Work instructions:
Each entry here needs to be set down again exactly, please; pictures are left out.
----
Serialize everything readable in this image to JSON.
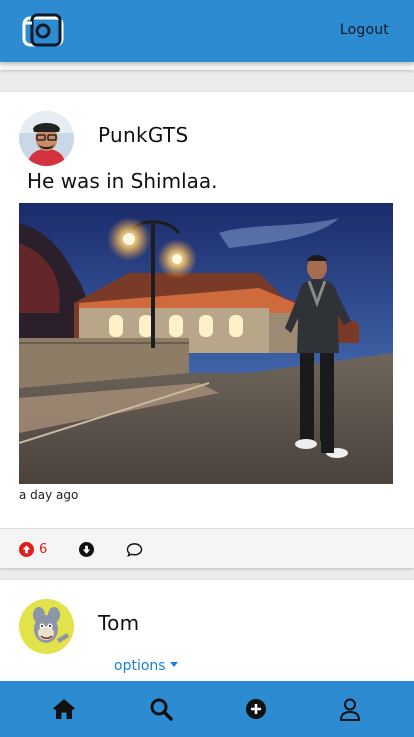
{
  "header": {
    "logout_label": "Logout"
  },
  "feed": {
    "posts": [
      {
        "username": "PunkGTS",
        "caption": "He was in Shimlaa.",
        "time": "a day ago",
        "upvotes": "6"
      },
      {
        "username": "Tom",
        "options_label": "options"
      }
    ]
  },
  "colors": {
    "brand": "#2d8bd1",
    "upvote": "#e21b1b",
    "link": "#1a7fd6"
  },
  "icons": {
    "upvote": "arrow-circle-up-icon",
    "downvote": "arrow-circle-down-icon",
    "comment": "comment-icon",
    "home": "home-icon",
    "search": "search-icon",
    "add": "plus-circle-icon",
    "profile": "user-icon"
  }
}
----
The answer:
Serialize everything readable in this image to JSON.
{
  "header": {
    "logout_label": "Logout"
  },
  "feed": {
    "posts": [
      {
        "username": "PunkGTS",
        "caption": "He was in Shimlaa.",
        "time": "a day ago",
        "upvotes": "6"
      },
      {
        "username": "Tom",
        "options_label": "options"
      }
    ]
  },
  "colors": {
    "brand": "#2d8bd1",
    "upvote": "#e21b1b",
    "link": "#1a7fd6"
  },
  "icons": {
    "upvote": "arrow-circle-up-icon",
    "downvote": "arrow-circle-down-icon",
    "comment": "comment-icon",
    "home": "home-icon",
    "search": "search-icon",
    "add": "plus-circle-icon",
    "profile": "user-icon"
  }
}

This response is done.